*GOAL OF THE EXERCISE:* Below are some records; retype all of them exactly.
* Begin *
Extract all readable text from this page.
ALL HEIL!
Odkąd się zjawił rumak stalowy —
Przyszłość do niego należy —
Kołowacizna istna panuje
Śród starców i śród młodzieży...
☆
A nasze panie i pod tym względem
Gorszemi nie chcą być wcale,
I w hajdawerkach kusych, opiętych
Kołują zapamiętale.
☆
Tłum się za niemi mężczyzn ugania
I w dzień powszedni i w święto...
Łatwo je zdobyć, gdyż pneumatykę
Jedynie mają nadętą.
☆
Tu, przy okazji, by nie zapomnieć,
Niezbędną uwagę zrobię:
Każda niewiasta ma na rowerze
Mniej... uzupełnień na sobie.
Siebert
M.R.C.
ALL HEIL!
* End *
*THE OUTPUT:*
Extract all readable text from this page.
ALL HEIL!
Odkąd się zjawił rumak stalowy —
Przyszłość do niego należy —
Kołowacizna istna panuje
Śród starców i śród młodzieży...
☆
A nasze panie i pod tym względem
Gorszemi nie chcą być wcale,
I w hajdawerkach kusych, opiętych
Kołują zapamiętale.
☆
Tłum się za niemi mężczyzn ugania
I w dzień powszedni i w święto...
Łatwo je zdobyć, gdyż pneumatykę
Jedynie mają nadętą.
☆
Tu, przy okazji, by nie zapomnieć,
Niezbędną uwagę zrobię:
Każda niewiasta ma na rowerze
Mniej... uzupełnień na sobie.
Siebert
M.R.C.
ALL HEIL!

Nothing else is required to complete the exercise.